-- BEGIN DATA PROVIDED --

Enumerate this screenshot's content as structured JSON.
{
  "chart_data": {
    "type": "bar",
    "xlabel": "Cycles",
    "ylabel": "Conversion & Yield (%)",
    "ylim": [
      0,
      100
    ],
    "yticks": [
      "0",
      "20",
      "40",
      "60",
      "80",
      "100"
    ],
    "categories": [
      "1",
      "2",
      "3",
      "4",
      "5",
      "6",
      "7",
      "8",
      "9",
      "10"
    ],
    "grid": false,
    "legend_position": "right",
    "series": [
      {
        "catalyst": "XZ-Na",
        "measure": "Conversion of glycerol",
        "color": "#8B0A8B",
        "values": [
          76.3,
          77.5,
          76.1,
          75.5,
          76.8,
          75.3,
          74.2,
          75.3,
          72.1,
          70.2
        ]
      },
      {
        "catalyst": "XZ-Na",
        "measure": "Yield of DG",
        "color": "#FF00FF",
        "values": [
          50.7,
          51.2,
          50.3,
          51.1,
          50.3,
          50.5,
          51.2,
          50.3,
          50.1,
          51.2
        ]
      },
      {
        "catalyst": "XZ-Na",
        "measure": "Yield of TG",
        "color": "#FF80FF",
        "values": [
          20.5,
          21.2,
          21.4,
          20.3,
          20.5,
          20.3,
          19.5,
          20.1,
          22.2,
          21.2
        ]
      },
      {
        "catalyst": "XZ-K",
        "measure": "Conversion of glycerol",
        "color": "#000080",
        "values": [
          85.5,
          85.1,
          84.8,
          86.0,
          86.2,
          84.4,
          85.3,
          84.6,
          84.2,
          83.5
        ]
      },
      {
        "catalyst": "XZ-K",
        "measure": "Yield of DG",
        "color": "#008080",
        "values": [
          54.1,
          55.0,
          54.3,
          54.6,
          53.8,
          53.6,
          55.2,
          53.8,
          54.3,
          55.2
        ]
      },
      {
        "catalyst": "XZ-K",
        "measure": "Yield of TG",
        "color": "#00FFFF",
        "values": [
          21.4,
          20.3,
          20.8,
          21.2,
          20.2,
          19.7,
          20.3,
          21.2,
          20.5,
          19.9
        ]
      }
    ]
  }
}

-- END DATA PROVIDED --

■ **STATED EXERCISE**
Copy, from the material, each line that holds the string "color".

■ **EXERCISE ANSWER**
        "color": "#8B0A8B",
        "color": "#FF00FF",
        "color": "#FF80FF",
        "color": "#000080",
        "color": "#008080",
        "color": "#00FFFF",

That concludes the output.